Would it be possible to write out each entry below exactly, without the pictures?
◆ ◆ ◆ ◆ ◆ ◆ ◆
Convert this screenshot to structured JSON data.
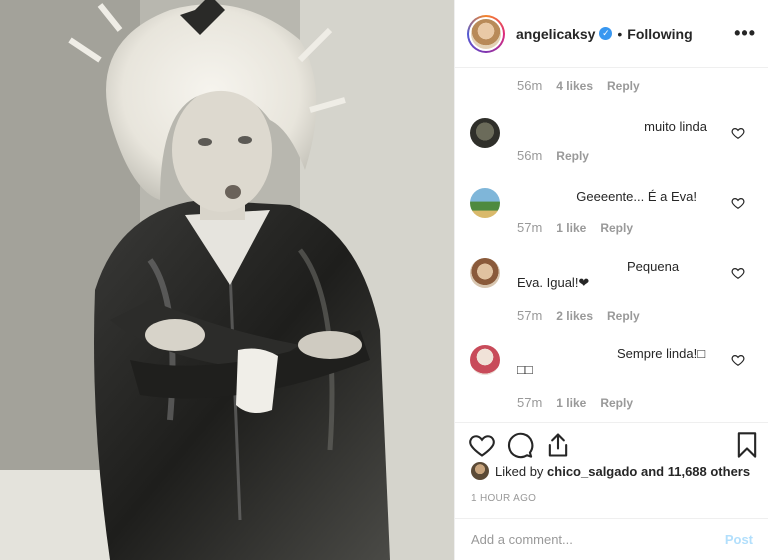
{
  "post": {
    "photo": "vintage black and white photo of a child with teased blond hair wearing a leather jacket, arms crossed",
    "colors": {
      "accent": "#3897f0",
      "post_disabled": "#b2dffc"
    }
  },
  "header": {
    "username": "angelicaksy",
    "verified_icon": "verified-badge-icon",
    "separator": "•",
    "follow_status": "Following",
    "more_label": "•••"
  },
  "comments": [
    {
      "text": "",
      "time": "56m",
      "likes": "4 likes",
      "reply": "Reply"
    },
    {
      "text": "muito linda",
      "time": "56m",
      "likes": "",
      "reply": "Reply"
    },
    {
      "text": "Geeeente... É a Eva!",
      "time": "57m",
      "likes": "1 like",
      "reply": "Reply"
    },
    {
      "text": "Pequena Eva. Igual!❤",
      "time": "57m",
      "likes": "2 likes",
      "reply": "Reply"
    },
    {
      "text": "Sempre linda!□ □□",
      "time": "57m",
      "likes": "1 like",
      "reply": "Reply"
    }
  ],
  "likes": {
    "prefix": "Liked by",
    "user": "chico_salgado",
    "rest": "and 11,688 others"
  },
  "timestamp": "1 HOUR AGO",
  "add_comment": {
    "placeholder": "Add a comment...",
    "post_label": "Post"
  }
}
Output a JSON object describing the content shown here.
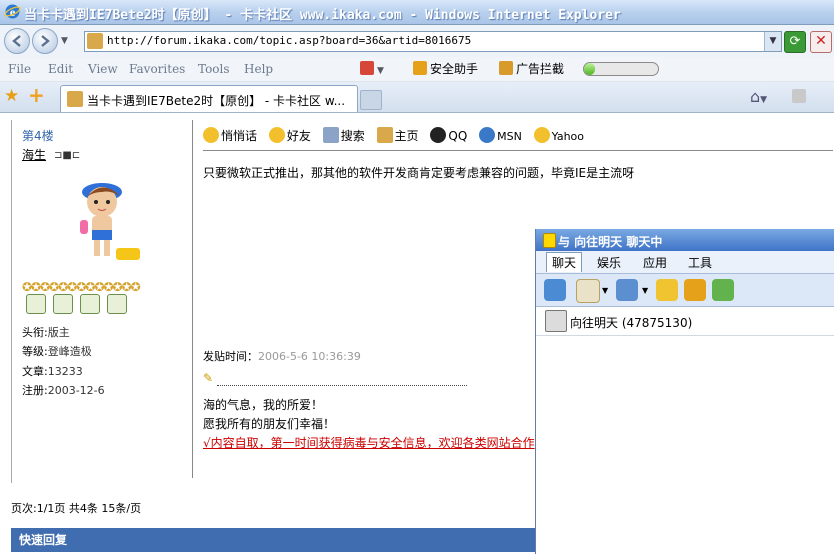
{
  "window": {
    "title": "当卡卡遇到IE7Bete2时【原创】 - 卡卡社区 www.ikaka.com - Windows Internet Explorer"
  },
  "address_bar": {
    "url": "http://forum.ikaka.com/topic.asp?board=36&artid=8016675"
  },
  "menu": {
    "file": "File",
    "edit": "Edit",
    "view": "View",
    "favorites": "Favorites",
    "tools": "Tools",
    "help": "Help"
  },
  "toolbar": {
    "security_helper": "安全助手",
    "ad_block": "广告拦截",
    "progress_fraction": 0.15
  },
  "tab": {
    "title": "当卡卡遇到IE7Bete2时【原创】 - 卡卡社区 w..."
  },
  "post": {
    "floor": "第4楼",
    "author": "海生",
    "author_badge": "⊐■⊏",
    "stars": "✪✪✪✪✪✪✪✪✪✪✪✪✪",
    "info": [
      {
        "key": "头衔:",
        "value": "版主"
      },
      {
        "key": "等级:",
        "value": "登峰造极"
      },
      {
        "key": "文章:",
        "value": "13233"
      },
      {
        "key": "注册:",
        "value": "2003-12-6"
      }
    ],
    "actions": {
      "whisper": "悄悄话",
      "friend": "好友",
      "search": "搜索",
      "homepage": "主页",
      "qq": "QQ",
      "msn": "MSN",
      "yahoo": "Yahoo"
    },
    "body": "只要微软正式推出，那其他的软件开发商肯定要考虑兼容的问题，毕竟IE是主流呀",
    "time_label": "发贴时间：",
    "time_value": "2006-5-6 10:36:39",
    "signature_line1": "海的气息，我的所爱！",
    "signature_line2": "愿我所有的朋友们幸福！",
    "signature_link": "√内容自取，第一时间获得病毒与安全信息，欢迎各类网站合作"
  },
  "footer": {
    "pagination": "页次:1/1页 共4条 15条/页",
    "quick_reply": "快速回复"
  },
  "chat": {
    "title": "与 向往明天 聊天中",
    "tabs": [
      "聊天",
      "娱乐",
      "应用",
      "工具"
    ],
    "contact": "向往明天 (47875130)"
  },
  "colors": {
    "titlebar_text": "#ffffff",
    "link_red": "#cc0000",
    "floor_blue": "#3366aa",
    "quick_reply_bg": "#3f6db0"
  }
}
◆ ◆ ◆ ◆ ◆ ◆ ◆
● **Result below**
Convert this screenshot to structured JSON data.
{
  "post": {
    "photo": "vintage black and white photo of a child with teased blond hair wearing a leather jacket, arms crossed",
    "colors": {
      "accent": "#3897f0",
      "post_disabled": "#b2dffc"
    }
  },
  "header": {
    "username": "angelicaksy",
    "verified_icon": "verified-badge-icon",
    "separator": "•",
    "follow_status": "Following",
    "more_label": "•••"
  },
  "comments": [
    {
      "text": "",
      "time": "56m",
      "likes": "4 likes",
      "reply": "Reply"
    },
    {
      "text": "muito linda",
      "time": "56m",
      "likes": "",
      "reply": "Reply"
    },
    {
      "text": "Geeeente... É a Eva!",
      "time": "57m",
      "likes": "1 like",
      "reply": "Reply"
    },
    {
      "text": "Pequena Eva. Igual!❤",
      "time": "57m",
      "likes": "2 likes",
      "reply": "Reply"
    },
    {
      "text": "Sempre linda!□ □□",
      "time": "57m",
      "likes": "1 like",
      "reply": "Reply"
    }
  ],
  "likes": {
    "prefix": "Liked by",
    "user": "chico_salgado",
    "rest": "and 11,688 others"
  },
  "timestamp": "1 HOUR AGO",
  "add_comment": {
    "placeholder": "Add a comment...",
    "post_label": "Post"
  }
}
Output a JSON object describing the content shown here.
{
  "window": {
    "title": "当卡卡遇到IE7Bete2时【原创】 - 卡卡社区 www.ikaka.com - Windows Internet Explorer"
  },
  "address_bar": {
    "url": "http://forum.ikaka.com/topic.asp?board=36&artid=8016675"
  },
  "menu": {
    "file": "File",
    "edit": "Edit",
    "view": "View",
    "favorites": "Favorites",
    "tools": "Tools",
    "help": "Help"
  },
  "toolbar": {
    "security_helper": "安全助手",
    "ad_block": "广告拦截",
    "progress_fraction": 0.15
  },
  "tab": {
    "title": "当卡卡遇到IE7Bete2时【原创】 - 卡卡社区 w..."
  },
  "post": {
    "floor": "第4楼",
    "author": "海生",
    "author_badge": "⊐■⊏",
    "stars": "✪✪✪✪✪✪✪✪✪✪✪✪✪",
    "info": [
      {
        "key": "头衔:",
        "value": "版主"
      },
      {
        "key": "等级:",
        "value": "登峰造极"
      },
      {
        "key": "文章:",
        "value": "13233"
      },
      {
        "key": "注册:",
        "value": "2003-12-6"
      }
    ],
    "actions": {
      "whisper": "悄悄话",
      "friend": "好友",
      "search": "搜索",
      "homepage": "主页",
      "qq": "QQ",
      "msn": "MSN",
      "yahoo": "Yahoo"
    },
    "body": "只要微软正式推出，那其他的软件开发商肯定要考虑兼容的问题，毕竟IE是主流呀",
    "time_label": "发贴时间：",
    "time_value": "2006-5-6 10:36:39",
    "signature_line1": "海的气息，我的所爱！",
    "signature_line2": "愿我所有的朋友们幸福！",
    "signature_link": "√内容自取，第一时间获得病毒与安全信息，欢迎各类网站合作"
  },
  "footer": {
    "pagination": "页次:1/1页 共4条 15条/页",
    "quick_reply": "快速回复"
  },
  "chat": {
    "title": "与 向往明天 聊天中",
    "tabs": [
      "聊天",
      "娱乐",
      "应用",
      "工具"
    ],
    "contact": "向往明天 (47875130)"
  },
  "colors": {
    "titlebar_text": "#ffffff",
    "link_red": "#cc0000",
    "floor_blue": "#3366aa",
    "quick_reply_bg": "#3f6db0"
  }
}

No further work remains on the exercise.